**** Stored data ****
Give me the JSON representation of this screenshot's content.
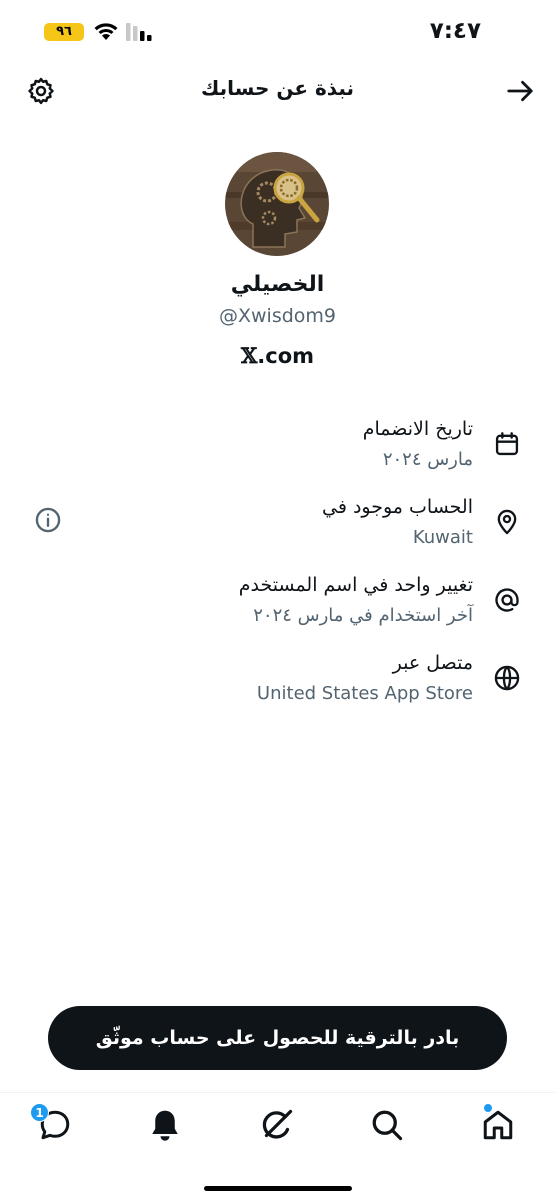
{
  "status_bar": {
    "time": "٧:٤٧",
    "battery": "٩٦"
  },
  "header": {
    "title": "نبذة عن حسابك"
  },
  "profile": {
    "name": "الخصيلي",
    "handle": "@Xwisdom9",
    "domain_logo": "𝕏",
    "domain_suffix": ".com"
  },
  "info": [
    {
      "icon": "calendar-icon",
      "title": "تاريخ الانضمام",
      "value": "مارس ٢٠٢٤"
    },
    {
      "icon": "location-pin-icon",
      "title": "الحساب موجود في",
      "value": "Kuwait"
    },
    {
      "icon": "at-sign-icon",
      "title": "تغيير واحد في اسم المستخدم",
      "value": "آخر استخدام في مارس ٢٠٢٤"
    },
    {
      "icon": "globe-icon",
      "title": "متصل عبر",
      "value": "United States App Store"
    }
  ],
  "verify_button": {
    "label": "بادر بالترقية للحصول على حساب موثّق"
  },
  "tabs": [
    {
      "name": "home",
      "icon": "home-icon"
    },
    {
      "name": "search",
      "icon": "search-icon"
    },
    {
      "name": "grok",
      "icon": "grok-icon"
    },
    {
      "name": "notifications",
      "icon": "bell-icon"
    },
    {
      "name": "messages",
      "icon": "message-icon",
      "badge": "1"
    }
  ],
  "colors": {
    "accent": "#1d9bf0",
    "text": "#0f1419",
    "muted": "#536471",
    "button_bg": "#0f1419"
  }
}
****
Write out the entries above word for word. Do not include the pictures.

▸ Answer to the problem
Give me the JSON representation of this screenshot's content.
{
  "status_bar": {
    "time": "٧:٤٧",
    "battery": "٩٦"
  },
  "header": {
    "title": "نبذة عن حسابك"
  },
  "profile": {
    "name": "الخصيلي",
    "handle": "@Xwisdom9",
    "domain_logo": "𝕏",
    "domain_suffix": ".com"
  },
  "info": [
    {
      "icon": "calendar-icon",
      "title": "تاريخ الانضمام",
      "value": "مارس ٢٠٢٤"
    },
    {
      "icon": "location-pin-icon",
      "title": "الحساب موجود في",
      "value": "Kuwait"
    },
    {
      "icon": "at-sign-icon",
      "title": "تغيير واحد في اسم المستخدم",
      "value": "آخر استخدام في مارس ٢٠٢٤"
    },
    {
      "icon": "globe-icon",
      "title": "متصل عبر",
      "value": "United States App Store"
    }
  ],
  "verify_button": {
    "label": "بادر بالترقية للحصول على حساب موثّق"
  },
  "tabs": [
    {
      "name": "home",
      "icon": "home-icon"
    },
    {
      "name": "search",
      "icon": "search-icon"
    },
    {
      "name": "grok",
      "icon": "grok-icon"
    },
    {
      "name": "notifications",
      "icon": "bell-icon"
    },
    {
      "name": "messages",
      "icon": "message-icon",
      "badge": "1"
    }
  ],
  "colors": {
    "accent": "#1d9bf0",
    "text": "#0f1419",
    "muted": "#536471",
    "button_bg": "#0f1419"
  }
}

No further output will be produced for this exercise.